> **PROBLEM TO WORK ON**
Pictures in the records should not be copied, but every other part must be repeated exactly.

•••

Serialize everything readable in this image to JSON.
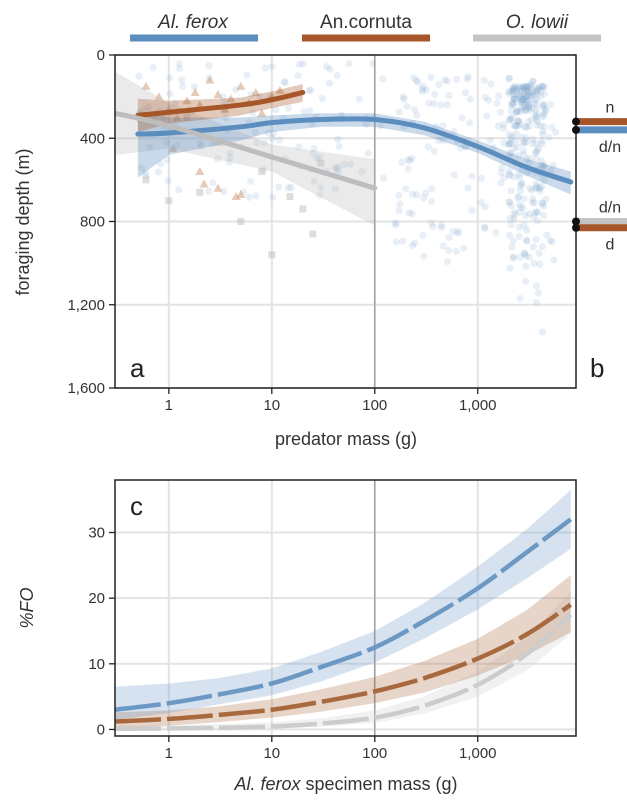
{
  "legend": [
    {
      "label": "Al. ferox",
      "italic": true,
      "color": "#5b8dbe"
    },
    {
      "label": "An.cornuta",
      "italic": false,
      "color": "#a65628"
    },
    {
      "label": "O. lowii",
      "italic": true,
      "color": "#c4c4c4"
    }
  ],
  "chart_data": [
    {
      "panel": "a",
      "type": "scatter",
      "xlabel": "predator mass (g)",
      "ylabel": "foraging depth (m)",
      "x_scale": "log",
      "xlim": [
        0.3,
        9000
      ],
      "ylim": [
        1600,
        0
      ],
      "y_inverted": true,
      "x_ticks": [
        1,
        10,
        100,
        1000
      ],
      "x_tick_labels": [
        "1",
        "10",
        "100",
        "1,000"
      ],
      "y_ticks": [
        0,
        400,
        800,
        1200,
        1600
      ],
      "y_tick_labels": [
        "0",
        "400",
        "800",
        "1,200",
        "1,600"
      ],
      "reference_line_x": 100,
      "grid": true,
      "series": [
        {
          "name": "Al. ferox",
          "color": "#5b8dbe",
          "fit_x": [
            0.5,
            1,
            5,
            10,
            30,
            100,
            300,
            1000,
            3000,
            8000
          ],
          "fit_y": [
            380,
            375,
            345,
            325,
            310,
            310,
            350,
            440,
            540,
            610
          ],
          "ci_lower": [
            270,
            300,
            300,
            290,
            280,
            280,
            320,
            410,
            500,
            560
          ],
          "ci_upper": [
            590,
            480,
            410,
            370,
            345,
            345,
            385,
            470,
            580,
            670
          ]
        },
        {
          "name": "An.cornuta",
          "color": "#a65628",
          "fit_x": [
            0.5,
            1,
            5,
            10,
            20
          ],
          "fit_y": [
            290,
            275,
            240,
            215,
            180
          ],
          "ci_lower": [
            210,
            220,
            205,
            175,
            140
          ],
          "ci_upper": [
            370,
            330,
            290,
            255,
            225
          ],
          "points_x": [
            0.6,
            0.8,
            1,
            1.2,
            1.5,
            1.8,
            2,
            2.5,
            3,
            3.5,
            4,
            5,
            6,
            7,
            8,
            10,
            12,
            2,
            3,
            5,
            1.1,
            2.2,
            4.5
          ],
          "points_y": [
            150,
            200,
            260,
            300,
            220,
            180,
            240,
            120,
            190,
            260,
            210,
            150,
            230,
            180,
            280,
            200,
            170,
            560,
            640,
            670,
            450,
            620,
            680
          ]
        },
        {
          "name": "O. lowii",
          "color": "#bdbdbd",
          "fit_x": [
            0.3,
            1,
            10,
            100
          ],
          "fit_y": [
            280,
            340,
            490,
            640
          ],
          "ci_lower": [
            80,
            230,
            430,
            500
          ],
          "ci_upper": [
            480,
            450,
            560,
            820
          ],
          "points_x": [
            0.6,
            1,
            2,
            5,
            10,
            20,
            30,
            1.5,
            3,
            8,
            15,
            25
          ],
          "points_y": [
            600,
            700,
            660,
            800,
            960,
            740,
            520,
            300,
            420,
            560,
            680,
            860
          ]
        }
      ]
    },
    {
      "panel": "b",
      "type": "categorical-depth",
      "series": [
        {
          "name": "An.cornuta",
          "color": "#a65628",
          "depth": 320,
          "label": "n"
        },
        {
          "name": "Al. ferox",
          "color": "#5b8dbe",
          "depth": 360,
          "label": "d/n"
        },
        {
          "name": "O. lowii",
          "color": "#c4c4c4",
          "depth": 800,
          "label": "d/n"
        },
        {
          "name": "An.cornuta",
          "color": "#a65628",
          "depth": 830,
          "label": "d"
        }
      ]
    },
    {
      "panel": "c",
      "type": "line",
      "xlabel_prefix": "Al. ferox",
      "xlabel_suffix": " specimen mass (g)",
      "ylabel": "%FO",
      "x_scale": "log",
      "xlim": [
        0.3,
        9000
      ],
      "ylim": [
        -1,
        38
      ],
      "x_ticks": [
        1,
        10,
        100,
        1000
      ],
      "x_tick_labels": [
        "1",
        "10",
        "100",
        "1,000"
      ],
      "y_ticks": [
        0,
        10,
        20,
        30
      ],
      "y_tick_labels": [
        "0",
        "10",
        "20",
        "30"
      ],
      "reference_line_x": 100,
      "grid": true,
      "series": [
        {
          "name": "Al. ferox",
          "color": "#6c98c4",
          "x": [
            0.3,
            1,
            3,
            10,
            30,
            100,
            300,
            1000,
            3000,
            8000
          ],
          "y": [
            3,
            4,
            5.3,
            7,
            9.5,
            12.5,
            16.5,
            21.5,
            27,
            32
          ],
          "ci_lower": [
            1.5,
            2.5,
            3.8,
            5.2,
            7.3,
            10.2,
            13.8,
            18.3,
            23,
            27.5
          ],
          "ci_upper": [
            6.5,
            7,
            7.8,
            9.3,
            11.8,
            15,
            19.2,
            24.8,
            30.5,
            36.5
          ]
        },
        {
          "name": "An.cornuta",
          "color": "#a9693e",
          "x": [
            0.3,
            1,
            3,
            10,
            30,
            100,
            300,
            1000,
            3000,
            8000
          ],
          "y": [
            1.2,
            1.6,
            2.2,
            3,
            4.2,
            5.8,
            7.8,
            10.8,
            14.5,
            19
          ],
          "ci_lower": [
            0.3,
            0.6,
            1.1,
            1.8,
            2.7,
            4,
            5.6,
            8.2,
            11.3,
            14.8
          ],
          "ci_upper": [
            2.6,
            2.9,
            3.5,
            4.6,
            6.1,
            8,
            10.4,
            13.8,
            18.2,
            23.5
          ]
        },
        {
          "name": "O. lowii",
          "color": "#cccccc",
          "x": [
            0.3,
            1,
            3,
            10,
            30,
            100,
            300,
            1000,
            3000,
            8000
          ],
          "y": [
            0.1,
            0.15,
            0.25,
            0.45,
            0.9,
            1.8,
            3.6,
            6.8,
            11.5,
            17.5
          ],
          "ci_lower": [
            0,
            0,
            0.05,
            0.15,
            0.4,
            1,
            2.4,
            5,
            9,
            14.5
          ],
          "ci_upper": [
            0.6,
            0.7,
            0.8,
            1.1,
            1.7,
            2.9,
            5,
            8.8,
            14,
            21
          ]
        }
      ]
    }
  ],
  "panel_labels": {
    "a": "a",
    "b": "b",
    "c": "c"
  }
}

•••

> **EXERCISE RESPONSE**
Serialize everything readable in this image to JSON.
{
  "legend": [
    {
      "label": "Al. ferox",
      "italic": true,
      "color": "#5b8dbe"
    },
    {
      "label": "An.cornuta",
      "italic": false,
      "color": "#a65628"
    },
    {
      "label": "O. lowii",
      "italic": true,
      "color": "#c4c4c4"
    }
  ],
  "chart_data": [
    {
      "panel": "a",
      "type": "scatter",
      "xlabel": "predator mass (g)",
      "ylabel": "foraging depth (m)",
      "x_scale": "log",
      "xlim": [
        0.3,
        9000
      ],
      "ylim": [
        1600,
        0
      ],
      "y_inverted": true,
      "x_ticks": [
        1,
        10,
        100,
        1000
      ],
      "x_tick_labels": [
        "1",
        "10",
        "100",
        "1,000"
      ],
      "y_ticks": [
        0,
        400,
        800,
        1200,
        1600
      ],
      "y_tick_labels": [
        "0",
        "400",
        "800",
        "1,200",
        "1,600"
      ],
      "reference_line_x": 100,
      "grid": true,
      "series": [
        {
          "name": "Al. ferox",
          "color": "#5b8dbe",
          "fit_x": [
            0.5,
            1,
            5,
            10,
            30,
            100,
            300,
            1000,
            3000,
            8000
          ],
          "fit_y": [
            380,
            375,
            345,
            325,
            310,
            310,
            350,
            440,
            540,
            610
          ],
          "ci_lower": [
            270,
            300,
            300,
            290,
            280,
            280,
            320,
            410,
            500,
            560
          ],
          "ci_upper": [
            590,
            480,
            410,
            370,
            345,
            345,
            385,
            470,
            580,
            670
          ]
        },
        {
          "name": "An.cornuta",
          "color": "#a65628",
          "fit_x": [
            0.5,
            1,
            5,
            10,
            20
          ],
          "fit_y": [
            290,
            275,
            240,
            215,
            180
          ],
          "ci_lower": [
            210,
            220,
            205,
            175,
            140
          ],
          "ci_upper": [
            370,
            330,
            290,
            255,
            225
          ],
          "points_x": [
            0.6,
            0.8,
            1,
            1.2,
            1.5,
            1.8,
            2,
            2.5,
            3,
            3.5,
            4,
            5,
            6,
            7,
            8,
            10,
            12,
            2,
            3,
            5,
            1.1,
            2.2,
            4.5
          ],
          "points_y": [
            150,
            200,
            260,
            300,
            220,
            180,
            240,
            120,
            190,
            260,
            210,
            150,
            230,
            180,
            280,
            200,
            170,
            560,
            640,
            670,
            450,
            620,
            680
          ]
        },
        {
          "name": "O. lowii",
          "color": "#bdbdbd",
          "fit_x": [
            0.3,
            1,
            10,
            100
          ],
          "fit_y": [
            280,
            340,
            490,
            640
          ],
          "ci_lower": [
            80,
            230,
            430,
            500
          ],
          "ci_upper": [
            480,
            450,
            560,
            820
          ],
          "points_x": [
            0.6,
            1,
            2,
            5,
            10,
            20,
            30,
            1.5,
            3,
            8,
            15,
            25
          ],
          "points_y": [
            600,
            700,
            660,
            800,
            960,
            740,
            520,
            300,
            420,
            560,
            680,
            860
          ]
        }
      ]
    },
    {
      "panel": "b",
      "type": "categorical-depth",
      "series": [
        {
          "name": "An.cornuta",
          "color": "#a65628",
          "depth": 320,
          "label": "n"
        },
        {
          "name": "Al. ferox",
          "color": "#5b8dbe",
          "depth": 360,
          "label": "d/n"
        },
        {
          "name": "O. lowii",
          "color": "#c4c4c4",
          "depth": 800,
          "label": "d/n"
        },
        {
          "name": "An.cornuta",
          "color": "#a65628",
          "depth": 830,
          "label": "d"
        }
      ]
    },
    {
      "panel": "c",
      "type": "line",
      "xlabel_prefix": "Al. ferox",
      "xlabel_suffix": " specimen mass (g)",
      "ylabel": "%FO",
      "x_scale": "log",
      "xlim": [
        0.3,
        9000
      ],
      "ylim": [
        -1,
        38
      ],
      "x_ticks": [
        1,
        10,
        100,
        1000
      ],
      "x_tick_labels": [
        "1",
        "10",
        "100",
        "1,000"
      ],
      "y_ticks": [
        0,
        10,
        20,
        30
      ],
      "y_tick_labels": [
        "0",
        "10",
        "20",
        "30"
      ],
      "reference_line_x": 100,
      "grid": true,
      "series": [
        {
          "name": "Al. ferox",
          "color": "#6c98c4",
          "x": [
            0.3,
            1,
            3,
            10,
            30,
            100,
            300,
            1000,
            3000,
            8000
          ],
          "y": [
            3,
            4,
            5.3,
            7,
            9.5,
            12.5,
            16.5,
            21.5,
            27,
            32
          ],
          "ci_lower": [
            1.5,
            2.5,
            3.8,
            5.2,
            7.3,
            10.2,
            13.8,
            18.3,
            23,
            27.5
          ],
          "ci_upper": [
            6.5,
            7,
            7.8,
            9.3,
            11.8,
            15,
            19.2,
            24.8,
            30.5,
            36.5
          ]
        },
        {
          "name": "An.cornuta",
          "color": "#a9693e",
          "x": [
            0.3,
            1,
            3,
            10,
            30,
            100,
            300,
            1000,
            3000,
            8000
          ],
          "y": [
            1.2,
            1.6,
            2.2,
            3,
            4.2,
            5.8,
            7.8,
            10.8,
            14.5,
            19
          ],
          "ci_lower": [
            0.3,
            0.6,
            1.1,
            1.8,
            2.7,
            4,
            5.6,
            8.2,
            11.3,
            14.8
          ],
          "ci_upper": [
            2.6,
            2.9,
            3.5,
            4.6,
            6.1,
            8,
            10.4,
            13.8,
            18.2,
            23.5
          ]
        },
        {
          "name": "O. lowii",
          "color": "#cccccc",
          "x": [
            0.3,
            1,
            3,
            10,
            30,
            100,
            300,
            1000,
            3000,
            8000
          ],
          "y": [
            0.1,
            0.15,
            0.25,
            0.45,
            0.9,
            1.8,
            3.6,
            6.8,
            11.5,
            17.5
          ],
          "ci_lower": [
            0,
            0,
            0.05,
            0.15,
            0.4,
            1,
            2.4,
            5,
            9,
            14.5
          ],
          "ci_upper": [
            0.6,
            0.7,
            0.8,
            1.1,
            1.7,
            2.9,
            5,
            8.8,
            14,
            21
          ]
        }
      ]
    }
  ],
  "panel_labels": {
    "a": "a",
    "b": "b",
    "c": "c"
  }
}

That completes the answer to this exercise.